**The task**
Every line with the word "Relaxation" in it should be extracted from the data that follows.

**Information provided**
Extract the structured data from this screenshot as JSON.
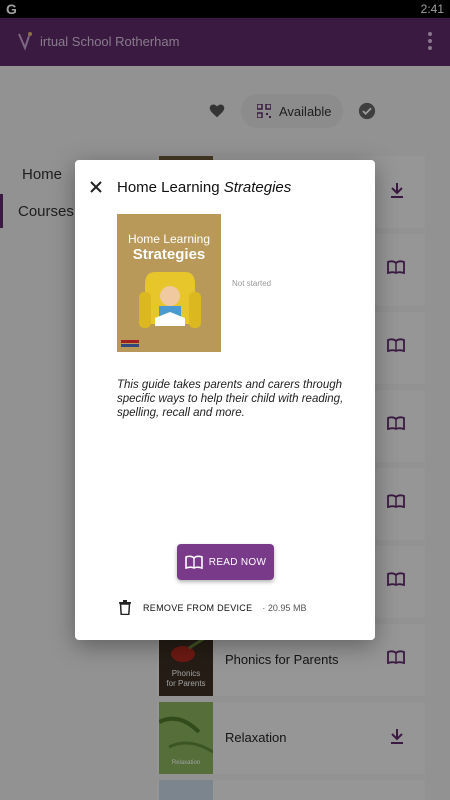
{
  "status": {
    "time": "2:41",
    "g": "G"
  },
  "app": {
    "title": "irtual School Rotherham"
  },
  "toolbar": {
    "available_label": "Available"
  },
  "nav": {
    "home": "Home",
    "courses": "Courses"
  },
  "courses": [
    {
      "title": "",
      "action": "download"
    },
    {
      "title": "",
      "action": "read"
    },
    {
      "title": "",
      "action": "read"
    },
    {
      "title": "",
      "action": "read"
    },
    {
      "title": "",
      "action": "read"
    },
    {
      "title": "",
      "action": "read"
    },
    {
      "title": "Phonics for Parents",
      "action": "read",
      "thumb_text_1": "Phonics",
      "thumb_text_2": "for Parents"
    },
    {
      "title": "Relaxation",
      "action": "download",
      "thumb_text_1": "Relaxation"
    }
  ],
  "dialog": {
    "title_main": "Home Learning ",
    "title_italic": "Strategies",
    "cover_line1": "Home Learning",
    "cover_line2": "Strategies",
    "status": "Not started",
    "description": "This guide takes parents and carers through specific ways to help their child with reading, spelling, recall and more.",
    "read_now": "READ NOW",
    "remove": "REMOVE FROM DEVICE",
    "size": "· 20.95 MB"
  },
  "colors": {
    "primary": "#5e2a6a",
    "accent": "#7a3a8a",
    "icon": "#5e2a6a"
  }
}
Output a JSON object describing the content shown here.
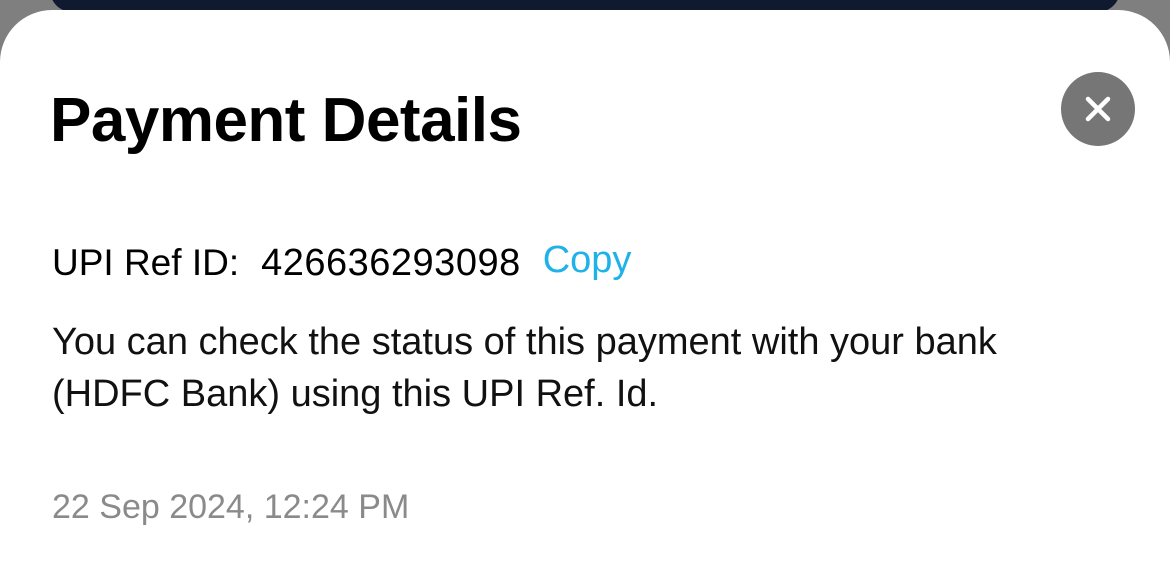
{
  "payment_details": {
    "title": "Payment Details",
    "close_icon": "close-icon",
    "upi_ref": {
      "label": "UPI Ref ID:",
      "value": "426636293098",
      "copy_label": "Copy"
    },
    "info_text": "You can check the status of this payment with your bank (HDFC Bank) using this UPI Ref. Id.",
    "timestamp": "22 Sep 2024, 12:24 PM"
  },
  "colors": {
    "accent": "#1fb2e8",
    "close_button_bg": "#767676",
    "timestamp_text": "#8a8a8a",
    "backdrop": "#7f7f7f",
    "card_behind": "#0f1a30"
  }
}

**The solution**
      "title": "Relaxation",
      "thumb_text_1": "Relaxation"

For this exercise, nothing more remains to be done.